» **Dataset records on visual material**:

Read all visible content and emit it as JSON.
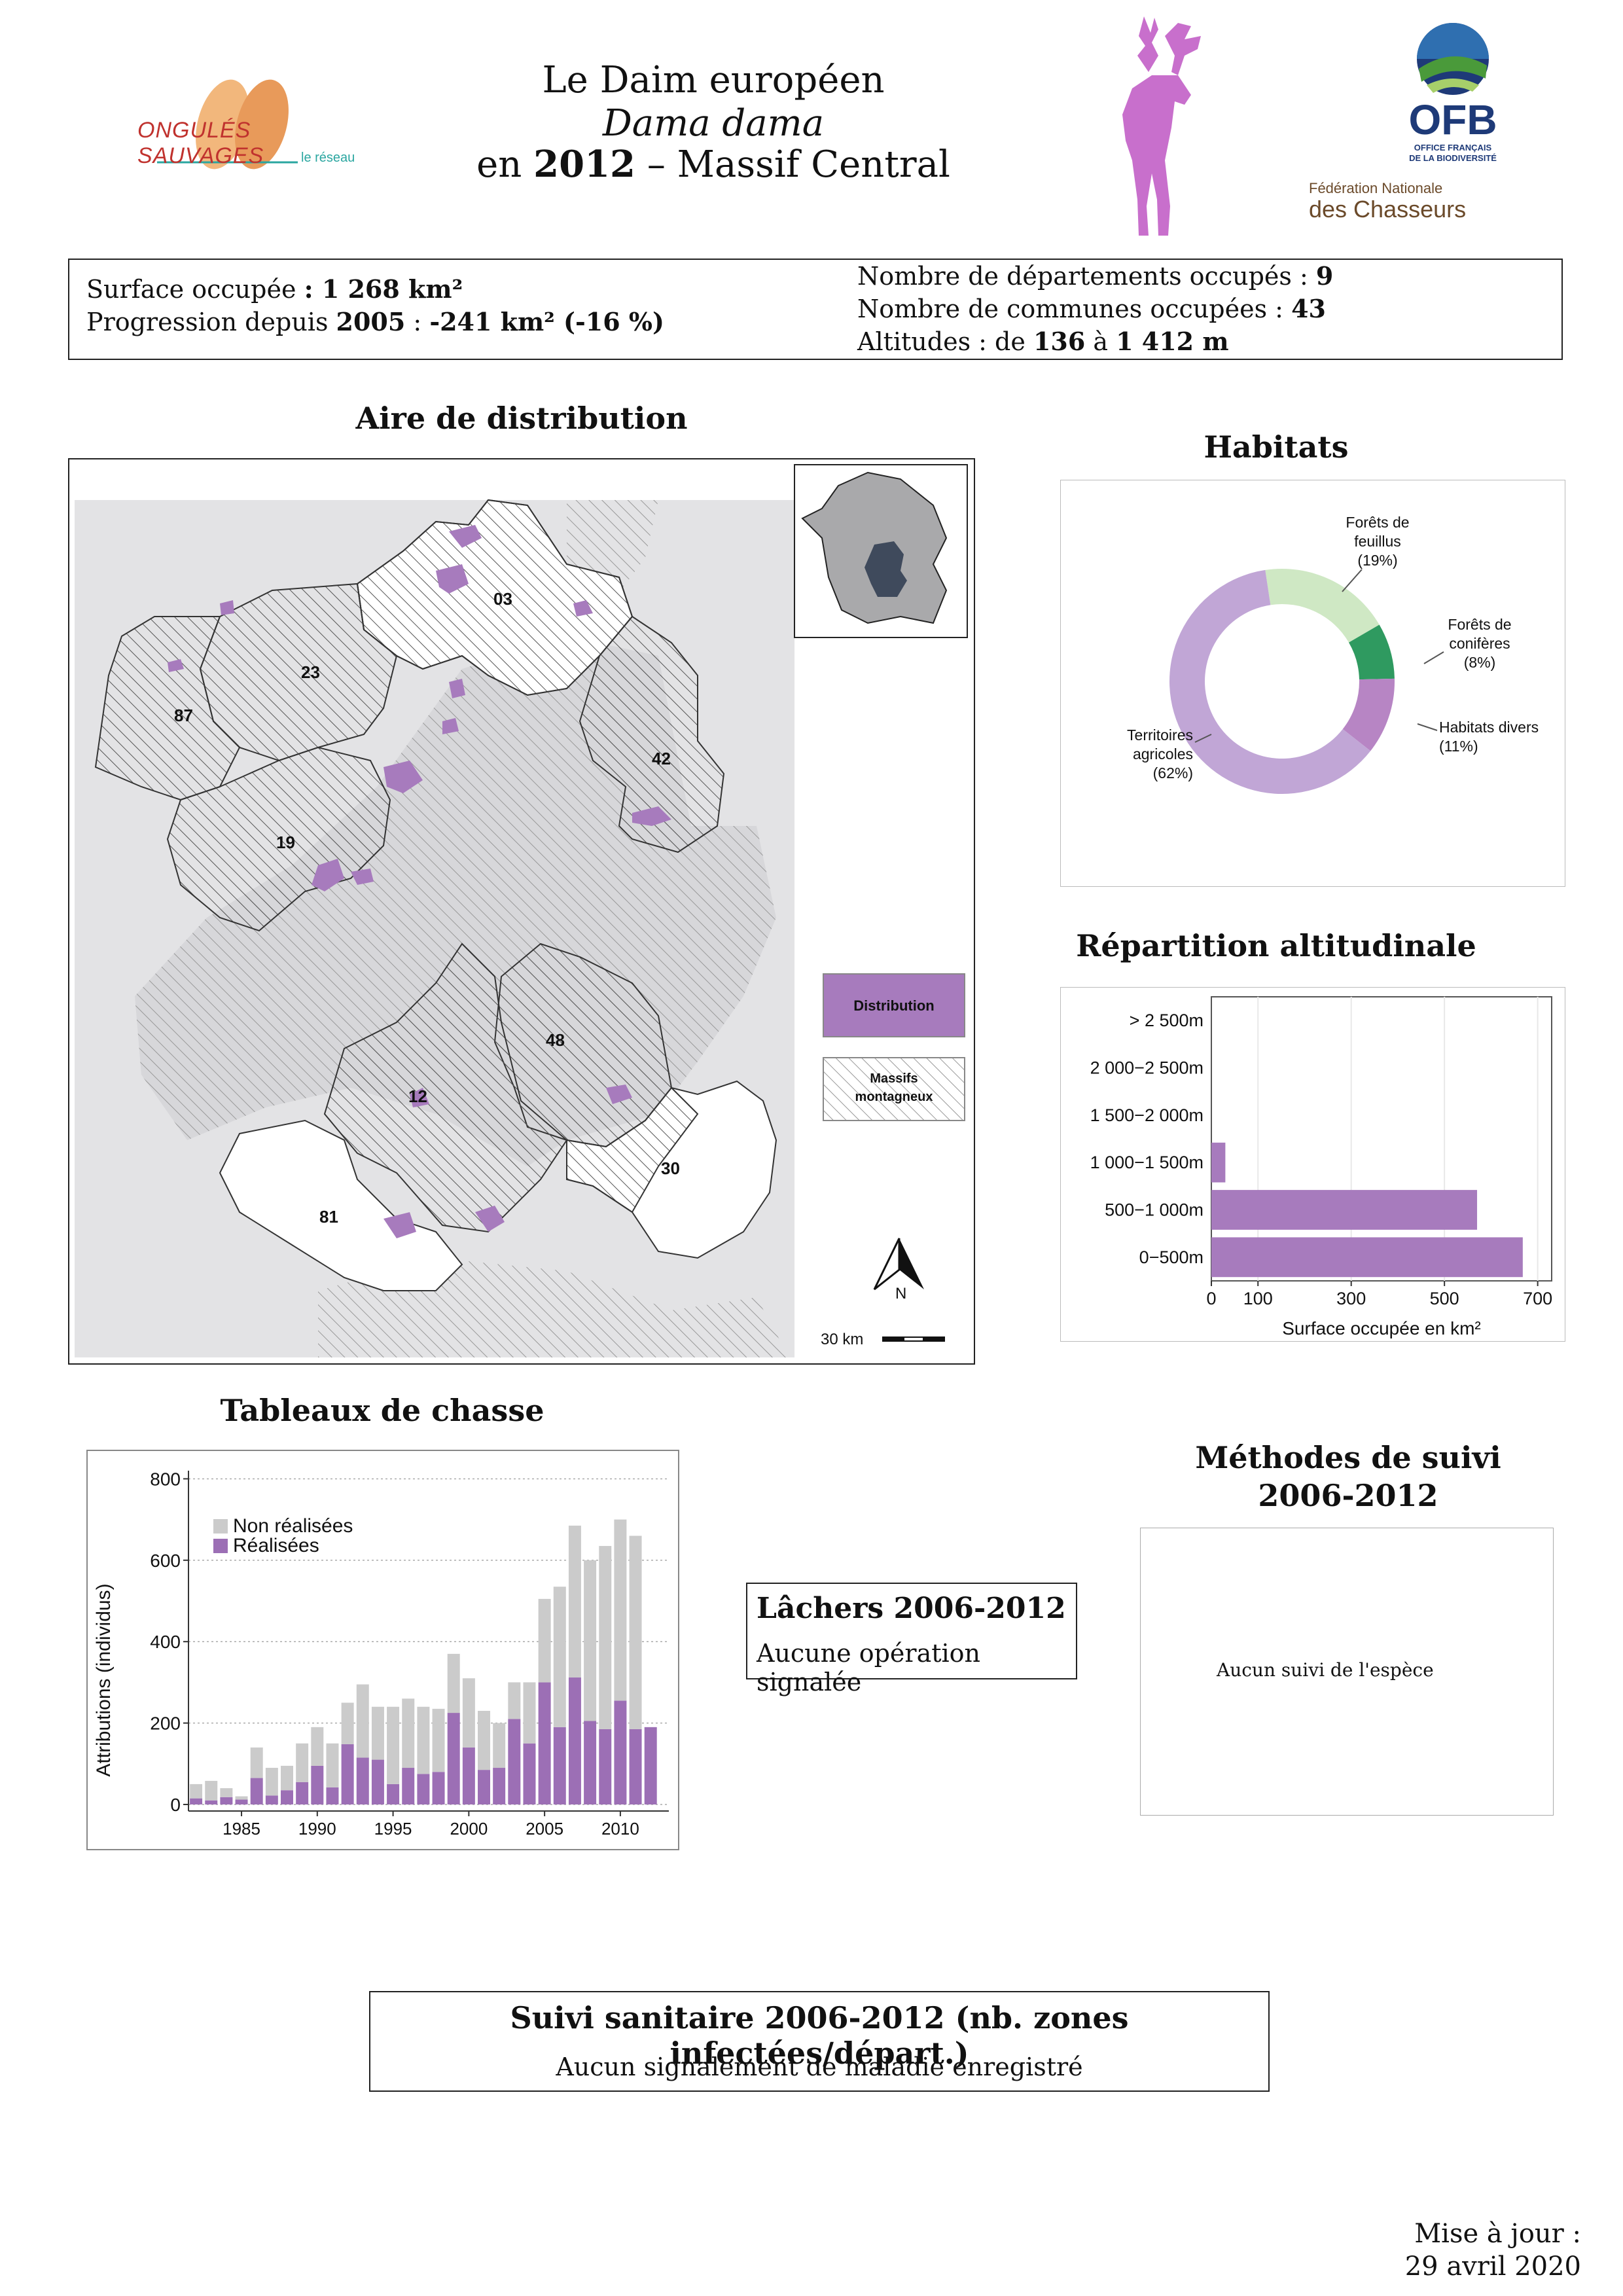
{
  "header": {
    "title_line1": "Le Daim européen",
    "title_line2": "Dama dama",
    "title_line3_prefix": "en",
    "title_line3_year": "2012",
    "title_line3_sep": "–",
    "title_line3_region": "Massif Central",
    "logo_left_text": "ONGULÉS SAUVAGES",
    "logo_left_sub": "le réseau",
    "logo_ofb_text": "OFB",
    "logo_ofb_sub1": "OFFICE FRANÇAIS",
    "logo_ofb_sub2": "DE LA BIODIVERSITÉ",
    "logo_fnc_line1": "Fédération Nationale",
    "logo_fnc_line2": "des Chasseurs",
    "colors": {
      "deer": "#c86fcc",
      "ofb_blue": "#1e3a78",
      "ofb_green": "#4a9a3a",
      "onglets_orange": "#e59a55",
      "onglets_red": "#c0322e"
    }
  },
  "stats": {
    "surface_label": "Surface occupée",
    "surface_value": ": 1 268 km²",
    "progression_label": "Progression depuis",
    "progression_year": "2005",
    "progression_sep": ":",
    "progression_value": "-241 km² (-16 %)",
    "departements_label": "Nombre de départements occupés :",
    "departements_value": "9",
    "communes_label": "Nombre de communes occupées :",
    "communes_value": "43",
    "altitudes_label": "Altitudes : de",
    "altitude_min": "136",
    "altitude_sep": "à",
    "altitude_max": "1 412 m"
  },
  "map": {
    "title": "Aire de distribution",
    "departments": [
      "03",
      "23",
      "87",
      "42",
      "19",
      "48",
      "12",
      "30",
      "81"
    ],
    "legend_distribution": "Distribution",
    "legend_mountains_line1": "Massifs",
    "legend_mountains_line2": "montagneux",
    "north_label": "N",
    "scale_label": "30 km",
    "colors": {
      "distribution": "#a77bbd",
      "mountains": "#dcdcde",
      "inset_fill": "#a9a9ab"
    }
  },
  "habitats": {
    "title": "Habitats",
    "labels": [
      {
        "line1": "Forêts de",
        "line2": "feuillus",
        "line3": "(19%)"
      },
      {
        "line1": "Forêts de",
        "line2": "conifères",
        "line3": "(8%)"
      },
      {
        "line1": "Habitats divers",
        "line2": "(11%)"
      },
      {
        "line1": "Territoires",
        "line2": "agricoles",
        "line3": "(62%)"
      }
    ]
  },
  "altitude": {
    "title": "Répartition altitudinale",
    "xlabel": "Surface occupée en km²",
    "categories": [
      "> 2 500m",
      "2 000−2 500m",
      "1 500−2 000m",
      "1 000−1 500m",
      "500−1 000m",
      "0−500m"
    ],
    "ticks": [
      "0",
      "100",
      "300",
      "500",
      "700"
    ]
  },
  "chasse": {
    "title": "Tableaux de chasse",
    "ylabel": "Attributions (individus)",
    "legend_non": "Non réalisées",
    "legend_real": "Réalisées",
    "yticks": [
      "0",
      "200",
      "400",
      "600",
      "800"
    ],
    "xticks": [
      "1985",
      "1990",
      "1995",
      "2000",
      "2005",
      "2010"
    ]
  },
  "lachers": {
    "title": "Lâchers 2006-2012",
    "text": "Aucune opération signalée"
  },
  "methodes": {
    "title_line1": "Méthodes de suivi",
    "title_line2": "2006-2012",
    "text": "Aucun suivi de l'espèce"
  },
  "sanitaire": {
    "title": "Suivi sanitaire 2006-2012 (nb. zones infectées/départ.)",
    "text": "Aucun signalement de maladie enregistré"
  },
  "footer": {
    "line1": "Mise à jour :",
    "line2": "29 avril 2020"
  },
  "chart_data": [
    {
      "type": "pie",
      "title": "Habitats",
      "categories": [
        "Forêts de feuillus",
        "Forêts de conifères",
        "Habitats divers",
        "Territoires agricoles"
      ],
      "values": [
        19,
        8,
        11,
        62
      ],
      "colors": [
        "#cfe8c4",
        "#2f9a60",
        "#b785c4",
        "#c1a6d6"
      ]
    },
    {
      "type": "bar",
      "title": "Répartition altitudinale",
      "orientation": "horizontal",
      "categories": [
        "> 2 500m",
        "2 000−2 500m",
        "1 500−2 000m",
        "1 000−1 500m",
        "500−1 000m",
        "0−500m"
      ],
      "values": [
        0,
        0,
        0,
        30,
        570,
        668
      ],
      "xlabel": "Surface occupée en km²",
      "xlim": [
        0,
        730
      ],
      "color": "#a77bbd"
    },
    {
      "type": "bar",
      "title": "Tableaux de chasse",
      "stacked": true,
      "ylabel": "Attributions (individus)",
      "ylim": [
        0,
        820
      ],
      "x": [
        1982,
        1983,
        1984,
        1985,
        1986,
        1987,
        1988,
        1989,
        1990,
        1991,
        1992,
        1993,
        1994,
        1995,
        1996,
        1997,
        1998,
        1999,
        2000,
        2001,
        2002,
        2003,
        2004,
        2005,
        2006,
        2007,
        2008,
        2009,
        2010,
        2011,
        2012
      ],
      "series": [
        {
          "name": "Réalisées",
          "color": "#9c6fb5",
          "values": [
            15,
            10,
            18,
            12,
            65,
            22,
            35,
            55,
            95,
            42,
            148,
            115,
            110,
            50,
            90,
            75,
            80,
            225,
            140,
            85,
            90,
            210,
            150,
            300,
            190,
            312,
            205,
            185,
            255,
            185,
            190
          ]
        },
        {
          "name": "Non réalisées",
          "color": "#cbcbcb",
          "values": [
            35,
            48,
            22,
            8,
            75,
            68,
            60,
            95,
            95,
            108,
            102,
            180,
            130,
            190,
            170,
            165,
            155,
            145,
            170,
            145,
            110,
            90,
            150,
            205,
            345,
            373,
            395,
            450,
            445,
            475,
            0
          ]
        }
      ]
    }
  ]
}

» **DIRECTIONS**:
Copy all the lines of data exactly as they appear, dropping any images.

» **TASK OUTPUT**:
Read all visible content and emit it as JSON.
{
  "header": {
    "title_line1": "Le Daim européen",
    "title_line2": "Dama dama",
    "title_line3_prefix": "en",
    "title_line3_year": "2012",
    "title_line3_sep": "–",
    "title_line3_region": "Massif Central",
    "logo_left_text": "ONGULÉS SAUVAGES",
    "logo_left_sub": "le réseau",
    "logo_ofb_text": "OFB",
    "logo_ofb_sub1": "OFFICE FRANÇAIS",
    "logo_ofb_sub2": "DE LA BIODIVERSITÉ",
    "logo_fnc_line1": "Fédération Nationale",
    "logo_fnc_line2": "des Chasseurs",
    "colors": {
      "deer": "#c86fcc",
      "ofb_blue": "#1e3a78",
      "ofb_green": "#4a9a3a",
      "onglets_orange": "#e59a55",
      "onglets_red": "#c0322e"
    }
  },
  "stats": {
    "surface_label": "Surface occupée",
    "surface_value": ": 1 268 km²",
    "progression_label": "Progression depuis",
    "progression_year": "2005",
    "progression_sep": ":",
    "progression_value": "-241 km² (-16 %)",
    "departements_label": "Nombre de départements occupés :",
    "departements_value": "9",
    "communes_label": "Nombre de communes occupées :",
    "communes_value": "43",
    "altitudes_label": "Altitudes : de",
    "altitude_min": "136",
    "altitude_sep": "à",
    "altitude_max": "1 412 m"
  },
  "map": {
    "title": "Aire de distribution",
    "departments": [
      "03",
      "23",
      "87",
      "42",
      "19",
      "48",
      "12",
      "30",
      "81"
    ],
    "legend_distribution": "Distribution",
    "legend_mountains_line1": "Massifs",
    "legend_mountains_line2": "montagneux",
    "north_label": "N",
    "scale_label": "30 km",
    "colors": {
      "distribution": "#a77bbd",
      "mountains": "#dcdcde",
      "inset_fill": "#a9a9ab"
    }
  },
  "habitats": {
    "title": "Habitats",
    "labels": [
      {
        "line1": "Forêts de",
        "line2": "feuillus",
        "line3": "(19%)"
      },
      {
        "line1": "Forêts de",
        "line2": "conifères",
        "line3": "(8%)"
      },
      {
        "line1": "Habitats divers",
        "line2": "(11%)"
      },
      {
        "line1": "Territoires",
        "line2": "agricoles",
        "line3": "(62%)"
      }
    ]
  },
  "altitude": {
    "title": "Répartition altitudinale",
    "xlabel": "Surface occupée en km²",
    "categories": [
      "> 2 500m",
      "2 000−2 500m",
      "1 500−2 000m",
      "1 000−1 500m",
      "500−1 000m",
      "0−500m"
    ],
    "ticks": [
      "0",
      "100",
      "300",
      "500",
      "700"
    ]
  },
  "chasse": {
    "title": "Tableaux de chasse",
    "ylabel": "Attributions (individus)",
    "legend_non": "Non réalisées",
    "legend_real": "Réalisées",
    "yticks": [
      "0",
      "200",
      "400",
      "600",
      "800"
    ],
    "xticks": [
      "1985",
      "1990",
      "1995",
      "2000",
      "2005",
      "2010"
    ]
  },
  "lachers": {
    "title": "Lâchers 2006-2012",
    "text": "Aucune opération signalée"
  },
  "methodes": {
    "title_line1": "Méthodes de suivi",
    "title_line2": "2006-2012",
    "text": "Aucun suivi de l'espèce"
  },
  "sanitaire": {
    "title": "Suivi sanitaire 2006-2012 (nb. zones infectées/départ.)",
    "text": "Aucun signalement de maladie enregistré"
  },
  "footer": {
    "line1": "Mise à jour :",
    "line2": "29 avril 2020"
  },
  "chart_data": [
    {
      "type": "pie",
      "title": "Habitats",
      "categories": [
        "Forêts de feuillus",
        "Forêts de conifères",
        "Habitats divers",
        "Territoires agricoles"
      ],
      "values": [
        19,
        8,
        11,
        62
      ],
      "colors": [
        "#cfe8c4",
        "#2f9a60",
        "#b785c4",
        "#c1a6d6"
      ]
    },
    {
      "type": "bar",
      "title": "Répartition altitudinale",
      "orientation": "horizontal",
      "categories": [
        "> 2 500m",
        "2 000−2 500m",
        "1 500−2 000m",
        "1 000−1 500m",
        "500−1 000m",
        "0−500m"
      ],
      "values": [
        0,
        0,
        0,
        30,
        570,
        668
      ],
      "xlabel": "Surface occupée en km²",
      "xlim": [
        0,
        730
      ],
      "color": "#a77bbd"
    },
    {
      "type": "bar",
      "title": "Tableaux de chasse",
      "stacked": true,
      "ylabel": "Attributions (individus)",
      "ylim": [
        0,
        820
      ],
      "x": [
        1982,
        1983,
        1984,
        1985,
        1986,
        1987,
        1988,
        1989,
        1990,
        1991,
        1992,
        1993,
        1994,
        1995,
        1996,
        1997,
        1998,
        1999,
        2000,
        2001,
        2002,
        2003,
        2004,
        2005,
        2006,
        2007,
        2008,
        2009,
        2010,
        2011,
        2012
      ],
      "series": [
        {
          "name": "Réalisées",
          "color": "#9c6fb5",
          "values": [
            15,
            10,
            18,
            12,
            65,
            22,
            35,
            55,
            95,
            42,
            148,
            115,
            110,
            50,
            90,
            75,
            80,
            225,
            140,
            85,
            90,
            210,
            150,
            300,
            190,
            312,
            205,
            185,
            255,
            185,
            190
          ]
        },
        {
          "name": "Non réalisées",
          "color": "#cbcbcb",
          "values": [
            35,
            48,
            22,
            8,
            75,
            68,
            60,
            95,
            95,
            108,
            102,
            180,
            130,
            190,
            170,
            165,
            155,
            145,
            170,
            145,
            110,
            90,
            150,
            205,
            345,
            373,
            395,
            450,
            445,
            475,
            0
          ]
        }
      ]
    }
  ]
}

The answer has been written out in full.